**Written exercise:** Say how many lines of these entries include the word "뿌리에서", and answer with the number alone.

**Data for this exercise:**
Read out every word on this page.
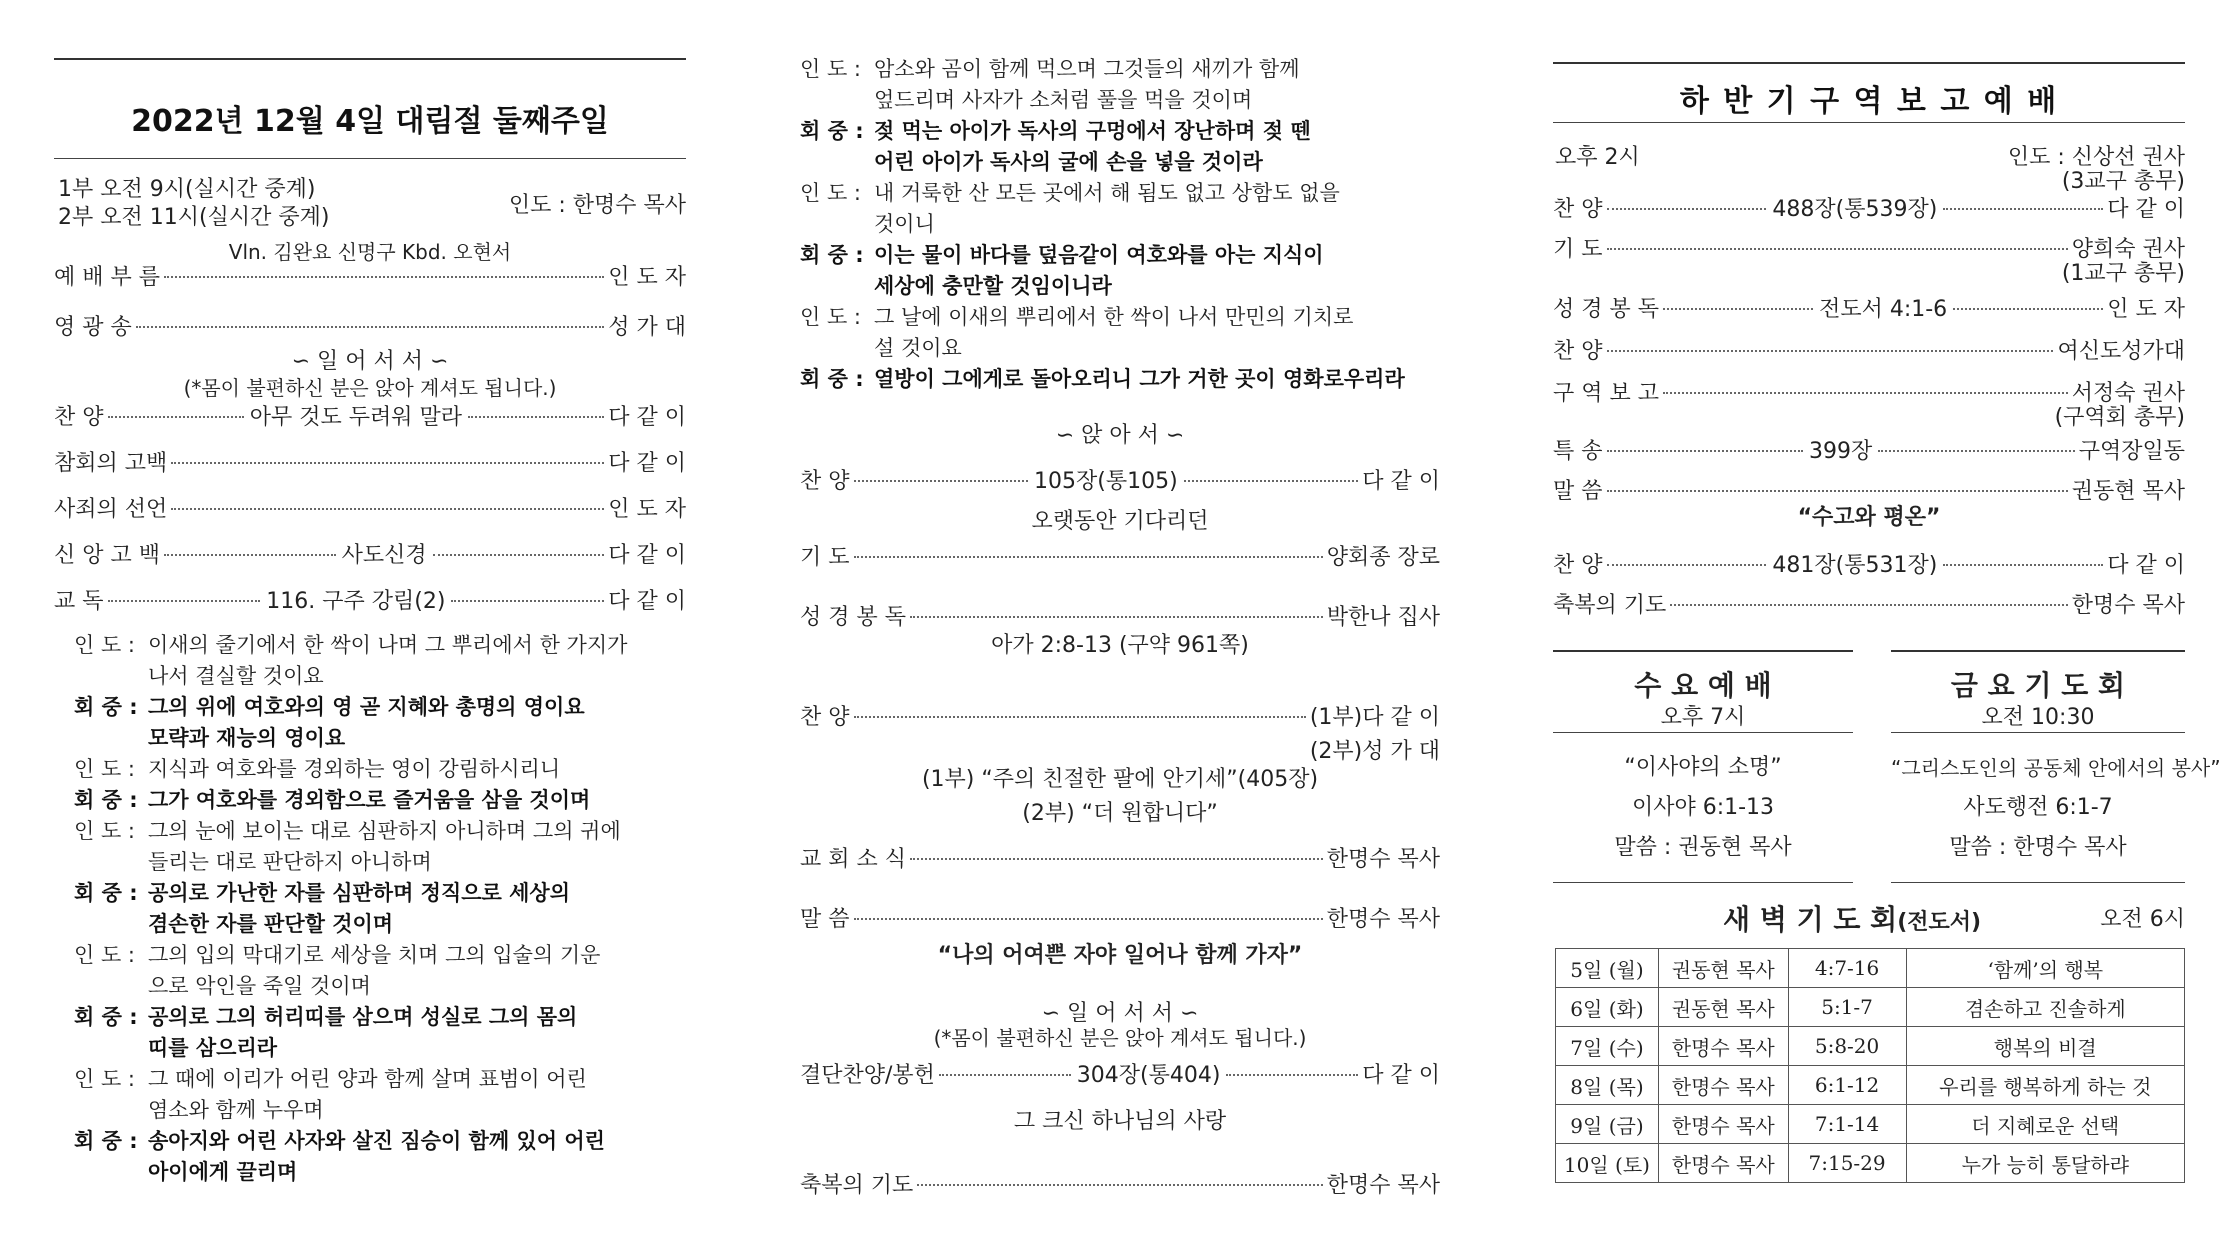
2022년 12월 4일 대림절 둘째주일
1부 오전 9시(실시간 중계)
2부 오전 11시(실시간 중계)	인도 : 한명수 목사
Vln. 김완요 신명구 Kbd. 오현서
예 배 부 름	인 도 자
영 광 송	성 가 대
∽ 일 어 서 서 ∽
(*몸이 불편하신 분은 앉아 계셔도 됩니다.)
찬 양	아무 것도 두려워 말라	다 같 이
참회의 고백	다 같 이
사죄의 선언	인 도 자
신 앙 고 백	사도신경	다 같 이
교 독	116. 구주 강림(2)	다 같 이
인 도 : 이새의 줄기에서 한 싹이 나며 그 뿌리에서 한 가지가
나서 결실할 것이요
회 중 : 그의 위에 여호와의 영 곧 지혜와 총명의 영이요
모략과 재능의 영이요
인 도 : 지식과 여호와를 경외하는 영이 강림하시리니
회 중 : 그가 여호와를 경외함으로 즐거움을 삼을 것이며
인 도 : 그의 눈에 보이는 대로 심판하지 아니하며 그의 귀에
들리는 대로 판단하지 아니하며
회 중 : 공의로 가난한 자를 심판하며 정직으로 세상의
겸손한 자를 판단할 것이며
인 도 : 그의 입의 막대기로 세상을 치며 그의 입술의 기운
으로 악인을 죽일 것이며
회 중 : 공의로 그의 허리띠를 삼으며 성실로 그의 몸의
띠를 삼으리라
인 도 : 그 때에 이리가 어린 양과 함께 살며 표범이 어린
염소와 함께 누우며
회 중 : 송아지와 어린 사자와 살진 짐승이 함께 있어 어린
아이에게 끌리며
인 도 : 암소와 곰이 함께 먹으며 그것들의 새끼가 함께
엎드리며 사자가 소처럼 풀을 먹을 것이며
회 중 : 젖 먹는 아이가 독사의 구멍에서 장난하며 젖 뗀
어린 아이가 독사의 굴에 손을 넣을 것이라
인 도 : 내 거룩한 산 모든 곳에서 해 됨도 없고 상함도 없을
것이니
회 중 : 이는 물이 바다를 덮음같이 여호와를 아는 지식이
세상에 충만할 것임이니라
인 도 : 그 날에 이새의 뿌리에서 한 싹이 나서 만민의 기치로
설 것이요
회 중 : 열방이 그에게로 돌아오리니 그가 거한 곳이 영화로우리라
∽ 앉 아 서 ∽
찬 양	105장(통105)	다 같 이
오랫동안 기다리던
기 도	양회종 장로
성 경 봉 독	박한나 집사
아가 2:8-13 (구약 961쪽)
찬 양	(1부)다 같 이
(2부)성 가 대
(1부) “주의 친절한 팔에 안기세”(405장)
(2부) “더 원합니다”
교 회 소 식	한명수 목사
말 씀	한명수 목사
“나의 어여쁜 자야 일어나 함께 가자”
∽ 일 어 서 서 ∽
(*몸이 불편하신 분은 앉아 계셔도 됩니다.)
결단찬양/봉헌	304장(통404)	다 같 이
그 크신 하나님의 사랑
축복의 기도	한명수 목사
하 반 기 구 역 보 고 예 배
오후 2시	인도 : 신상선 권사
(3교구 총무)
찬 양	488장(통539장)	다 같 이
기 도	양희숙 권사
(1교구 총무)
성 경 봉 독	전도서 4:1-6	인 도 자
찬 양	여신도성가대
구 역 보 고	서정숙 권사
(구역회 총무)
특 송	399장	구역장일동
말 씀	권동현 목사
“수고와 평온”
찬 양	481장(통531장)	다 같 이
축복의 기도	한명수 목사
수 요 예 배
오후 7시
“이사야의 소명”
이사야 6:1-13
말씀 : 권동현 목사
금 요 기 도 회
오전 10:30
“그리스도인의 공동체 안에서의 봉사”
사도행전 6:1-7
말씀 : 한명수 목사
새 벽 기 도 회(전도서)	오전 6시
5일 (월)	권동현 목사	4:7-16	‘함께’의 행복
6일 (화)	권동현 목사	5:1-7	겸손하고 진솔하게
7일 (수)	한명수 목사	5:8-20	행복의 비결
8일 (목)	한명수 목사	6:1-12	우리를 행복하게 하는 것
9일 (금)	한명수 목사	7:1-14	더 지혜로운 선택
10일 (토)	한명수 목사	7:15-29	누가 능히 통달하랴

**Task solution:** 2